[BEGIN]
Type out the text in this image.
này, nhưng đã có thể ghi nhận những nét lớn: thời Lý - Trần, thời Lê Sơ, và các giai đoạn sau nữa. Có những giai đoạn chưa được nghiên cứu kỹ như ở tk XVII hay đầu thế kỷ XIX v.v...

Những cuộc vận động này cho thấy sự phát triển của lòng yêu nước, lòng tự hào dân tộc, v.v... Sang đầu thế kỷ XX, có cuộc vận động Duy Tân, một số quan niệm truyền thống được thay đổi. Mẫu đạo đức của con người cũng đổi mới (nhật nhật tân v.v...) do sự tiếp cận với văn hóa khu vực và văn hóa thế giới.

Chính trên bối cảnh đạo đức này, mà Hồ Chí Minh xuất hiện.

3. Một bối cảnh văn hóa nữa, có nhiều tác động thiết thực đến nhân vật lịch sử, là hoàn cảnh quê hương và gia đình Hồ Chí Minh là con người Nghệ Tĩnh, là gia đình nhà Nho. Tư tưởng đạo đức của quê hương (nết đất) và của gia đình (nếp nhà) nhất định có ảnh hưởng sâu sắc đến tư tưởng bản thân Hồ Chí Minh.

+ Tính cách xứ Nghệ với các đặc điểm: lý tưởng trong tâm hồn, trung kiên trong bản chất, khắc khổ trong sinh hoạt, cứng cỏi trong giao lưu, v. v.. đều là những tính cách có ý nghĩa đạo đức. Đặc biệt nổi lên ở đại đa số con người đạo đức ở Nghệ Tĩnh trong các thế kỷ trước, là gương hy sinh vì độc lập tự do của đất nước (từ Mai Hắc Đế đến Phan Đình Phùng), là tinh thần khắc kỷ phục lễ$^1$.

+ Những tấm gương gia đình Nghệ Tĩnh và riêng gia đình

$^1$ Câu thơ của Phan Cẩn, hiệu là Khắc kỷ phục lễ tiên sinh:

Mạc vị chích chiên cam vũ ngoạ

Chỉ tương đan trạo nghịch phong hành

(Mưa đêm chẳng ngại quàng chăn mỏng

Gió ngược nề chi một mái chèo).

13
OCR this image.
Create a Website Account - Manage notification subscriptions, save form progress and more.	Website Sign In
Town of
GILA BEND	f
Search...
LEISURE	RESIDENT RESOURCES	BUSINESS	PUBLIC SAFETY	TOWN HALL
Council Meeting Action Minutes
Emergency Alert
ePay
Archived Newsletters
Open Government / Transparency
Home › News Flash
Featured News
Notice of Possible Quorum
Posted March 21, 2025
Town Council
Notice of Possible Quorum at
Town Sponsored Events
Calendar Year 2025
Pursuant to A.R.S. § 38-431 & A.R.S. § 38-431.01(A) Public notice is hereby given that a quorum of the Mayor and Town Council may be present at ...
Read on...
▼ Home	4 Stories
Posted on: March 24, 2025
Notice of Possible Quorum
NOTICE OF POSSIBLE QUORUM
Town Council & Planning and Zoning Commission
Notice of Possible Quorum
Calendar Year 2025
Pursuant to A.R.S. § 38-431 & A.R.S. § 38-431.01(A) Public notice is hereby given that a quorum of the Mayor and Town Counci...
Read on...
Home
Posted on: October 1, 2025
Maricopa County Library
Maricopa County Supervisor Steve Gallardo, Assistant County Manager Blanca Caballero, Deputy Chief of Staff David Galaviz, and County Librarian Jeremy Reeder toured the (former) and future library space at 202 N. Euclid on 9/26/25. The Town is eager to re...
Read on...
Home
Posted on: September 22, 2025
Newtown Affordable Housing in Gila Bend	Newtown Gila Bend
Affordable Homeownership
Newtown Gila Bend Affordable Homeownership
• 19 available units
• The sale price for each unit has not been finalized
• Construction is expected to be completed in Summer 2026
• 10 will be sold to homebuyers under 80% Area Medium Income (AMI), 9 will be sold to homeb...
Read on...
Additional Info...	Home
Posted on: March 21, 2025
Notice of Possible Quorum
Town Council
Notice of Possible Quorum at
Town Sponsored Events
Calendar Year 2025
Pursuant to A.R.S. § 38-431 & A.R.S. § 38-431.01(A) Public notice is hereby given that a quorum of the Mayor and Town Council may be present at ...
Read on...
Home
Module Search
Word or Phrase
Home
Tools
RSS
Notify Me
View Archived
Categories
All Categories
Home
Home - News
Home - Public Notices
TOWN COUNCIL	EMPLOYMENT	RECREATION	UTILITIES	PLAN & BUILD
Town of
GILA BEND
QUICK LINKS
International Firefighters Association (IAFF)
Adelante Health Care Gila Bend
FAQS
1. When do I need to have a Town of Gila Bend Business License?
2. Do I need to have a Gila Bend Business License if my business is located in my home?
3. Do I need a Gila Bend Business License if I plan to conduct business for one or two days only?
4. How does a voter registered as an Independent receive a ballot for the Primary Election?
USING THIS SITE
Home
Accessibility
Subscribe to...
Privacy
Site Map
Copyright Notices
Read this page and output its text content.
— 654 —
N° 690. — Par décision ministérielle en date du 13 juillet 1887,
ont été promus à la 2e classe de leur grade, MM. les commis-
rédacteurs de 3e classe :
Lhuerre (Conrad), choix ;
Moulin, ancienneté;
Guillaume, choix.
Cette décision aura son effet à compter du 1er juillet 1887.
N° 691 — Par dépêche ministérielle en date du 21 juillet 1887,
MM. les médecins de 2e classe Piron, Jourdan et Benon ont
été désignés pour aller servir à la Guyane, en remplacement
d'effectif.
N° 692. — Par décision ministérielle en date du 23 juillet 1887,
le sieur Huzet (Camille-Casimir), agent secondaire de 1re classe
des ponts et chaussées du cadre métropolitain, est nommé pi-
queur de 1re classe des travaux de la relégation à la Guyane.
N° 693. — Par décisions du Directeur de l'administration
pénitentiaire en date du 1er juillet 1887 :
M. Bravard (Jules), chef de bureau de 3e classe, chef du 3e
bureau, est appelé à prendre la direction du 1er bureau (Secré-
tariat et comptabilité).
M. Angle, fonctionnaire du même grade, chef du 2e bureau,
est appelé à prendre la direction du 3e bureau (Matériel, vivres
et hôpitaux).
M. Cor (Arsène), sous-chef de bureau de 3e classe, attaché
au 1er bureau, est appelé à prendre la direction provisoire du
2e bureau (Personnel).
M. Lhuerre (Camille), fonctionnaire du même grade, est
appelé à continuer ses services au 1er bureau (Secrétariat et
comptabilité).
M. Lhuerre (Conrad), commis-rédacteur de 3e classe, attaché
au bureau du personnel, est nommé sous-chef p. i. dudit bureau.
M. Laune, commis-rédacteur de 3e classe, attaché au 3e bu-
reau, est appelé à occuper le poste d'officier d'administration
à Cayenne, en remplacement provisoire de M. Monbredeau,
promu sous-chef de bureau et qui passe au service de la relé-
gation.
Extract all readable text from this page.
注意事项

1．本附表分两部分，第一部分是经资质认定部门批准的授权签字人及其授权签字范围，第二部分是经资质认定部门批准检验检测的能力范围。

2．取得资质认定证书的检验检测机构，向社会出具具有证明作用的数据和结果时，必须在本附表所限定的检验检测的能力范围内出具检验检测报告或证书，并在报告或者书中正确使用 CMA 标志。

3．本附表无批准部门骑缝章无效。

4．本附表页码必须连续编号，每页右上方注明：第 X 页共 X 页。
[END]
GIVEN TASK:
Out of the records, collect only those lines that contain the string "County".

REPLY TO THE EXERCISE:
Maricopa County Library
Maricopa County Supervisor Steve Gallardo, Assistant County Manager Blanca Caballero, Deputy Chief of Staff David Galaviz, and County Librarian Jeremy Reeder toured the (former) and future library space at 202 N. Euclid on 9/26/25. The Town is eager to re...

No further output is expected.